Problem: Only a number is expected: how many lines in the data below contain the word "Investment".

Extracted entries:

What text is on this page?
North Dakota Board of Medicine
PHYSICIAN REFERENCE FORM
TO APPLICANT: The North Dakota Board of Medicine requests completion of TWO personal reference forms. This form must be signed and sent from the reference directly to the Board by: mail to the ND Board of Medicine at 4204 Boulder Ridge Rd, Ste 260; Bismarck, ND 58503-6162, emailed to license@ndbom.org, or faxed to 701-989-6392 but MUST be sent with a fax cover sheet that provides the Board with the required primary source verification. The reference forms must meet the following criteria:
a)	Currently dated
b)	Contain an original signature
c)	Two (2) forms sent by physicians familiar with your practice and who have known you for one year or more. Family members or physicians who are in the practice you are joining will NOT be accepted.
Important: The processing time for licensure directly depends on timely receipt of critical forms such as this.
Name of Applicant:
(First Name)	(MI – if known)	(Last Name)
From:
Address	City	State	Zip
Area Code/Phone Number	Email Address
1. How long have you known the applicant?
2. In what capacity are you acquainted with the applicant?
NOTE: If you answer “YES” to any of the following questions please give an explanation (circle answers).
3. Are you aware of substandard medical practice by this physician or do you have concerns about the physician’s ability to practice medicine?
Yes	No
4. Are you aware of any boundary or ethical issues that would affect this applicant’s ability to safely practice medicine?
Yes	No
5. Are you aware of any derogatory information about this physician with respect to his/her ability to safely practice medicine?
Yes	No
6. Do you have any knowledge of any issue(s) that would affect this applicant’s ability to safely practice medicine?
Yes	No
--
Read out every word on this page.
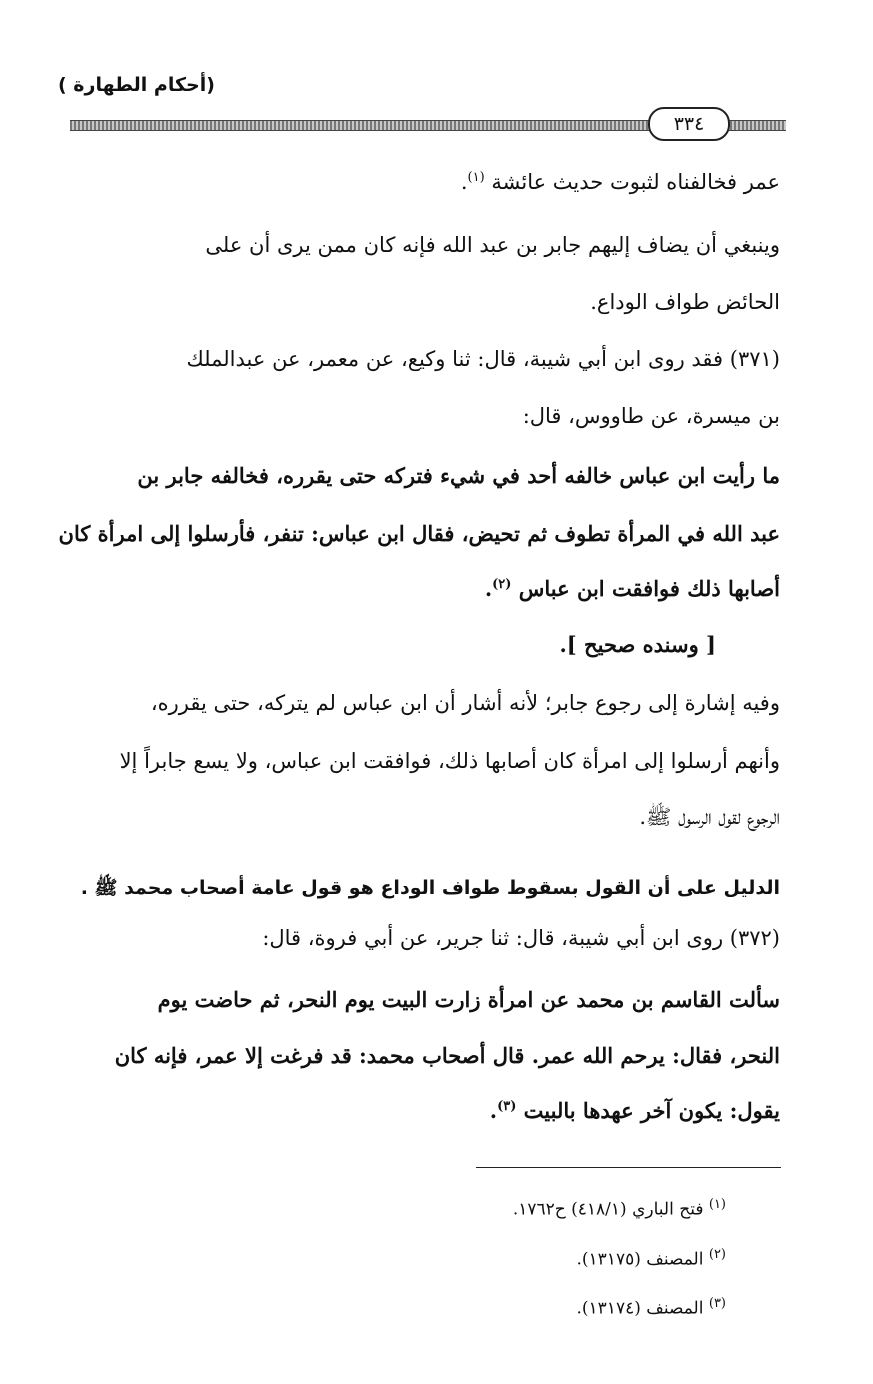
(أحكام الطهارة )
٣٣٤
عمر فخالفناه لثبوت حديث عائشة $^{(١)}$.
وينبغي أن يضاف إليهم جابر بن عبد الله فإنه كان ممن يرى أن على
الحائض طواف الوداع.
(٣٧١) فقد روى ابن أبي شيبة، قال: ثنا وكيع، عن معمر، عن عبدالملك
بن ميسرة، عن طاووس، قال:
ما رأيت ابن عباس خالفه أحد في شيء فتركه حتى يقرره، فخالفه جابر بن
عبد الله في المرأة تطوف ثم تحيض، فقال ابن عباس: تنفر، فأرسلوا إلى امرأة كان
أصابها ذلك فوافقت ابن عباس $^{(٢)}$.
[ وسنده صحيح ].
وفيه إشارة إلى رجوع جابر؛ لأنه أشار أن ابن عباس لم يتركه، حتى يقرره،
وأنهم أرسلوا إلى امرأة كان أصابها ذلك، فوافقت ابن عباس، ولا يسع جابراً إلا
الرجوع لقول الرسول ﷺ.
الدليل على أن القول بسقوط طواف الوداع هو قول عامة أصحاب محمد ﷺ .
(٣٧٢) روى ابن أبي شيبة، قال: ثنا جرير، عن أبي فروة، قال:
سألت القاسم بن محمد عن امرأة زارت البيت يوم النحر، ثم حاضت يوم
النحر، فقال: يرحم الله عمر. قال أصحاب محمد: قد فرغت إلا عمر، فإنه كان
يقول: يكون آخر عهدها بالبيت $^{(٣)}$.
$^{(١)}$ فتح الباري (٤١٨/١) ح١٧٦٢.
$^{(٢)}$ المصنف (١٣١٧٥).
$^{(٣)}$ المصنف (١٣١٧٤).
...
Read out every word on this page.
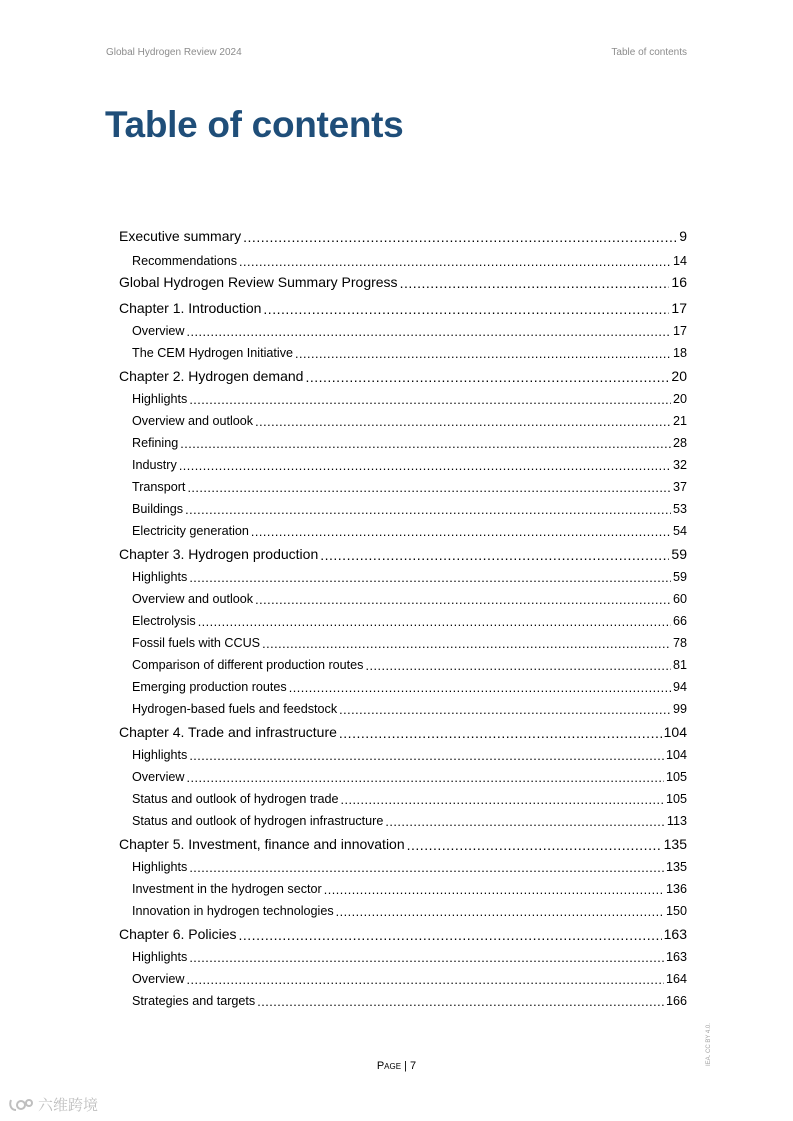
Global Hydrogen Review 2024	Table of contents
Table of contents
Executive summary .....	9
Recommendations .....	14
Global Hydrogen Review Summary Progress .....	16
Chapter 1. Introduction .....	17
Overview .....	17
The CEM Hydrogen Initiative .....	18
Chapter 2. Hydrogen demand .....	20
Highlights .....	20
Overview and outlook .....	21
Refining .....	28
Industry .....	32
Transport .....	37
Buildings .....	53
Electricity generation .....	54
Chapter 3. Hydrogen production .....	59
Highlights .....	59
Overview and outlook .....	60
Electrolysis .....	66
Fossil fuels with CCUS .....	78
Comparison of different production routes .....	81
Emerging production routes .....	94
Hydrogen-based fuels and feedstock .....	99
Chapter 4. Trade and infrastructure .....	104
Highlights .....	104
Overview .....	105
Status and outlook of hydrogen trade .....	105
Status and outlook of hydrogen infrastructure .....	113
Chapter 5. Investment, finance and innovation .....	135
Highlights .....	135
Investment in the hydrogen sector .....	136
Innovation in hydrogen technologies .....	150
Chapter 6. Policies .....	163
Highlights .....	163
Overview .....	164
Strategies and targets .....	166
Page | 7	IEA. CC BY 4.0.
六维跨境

The solution: 2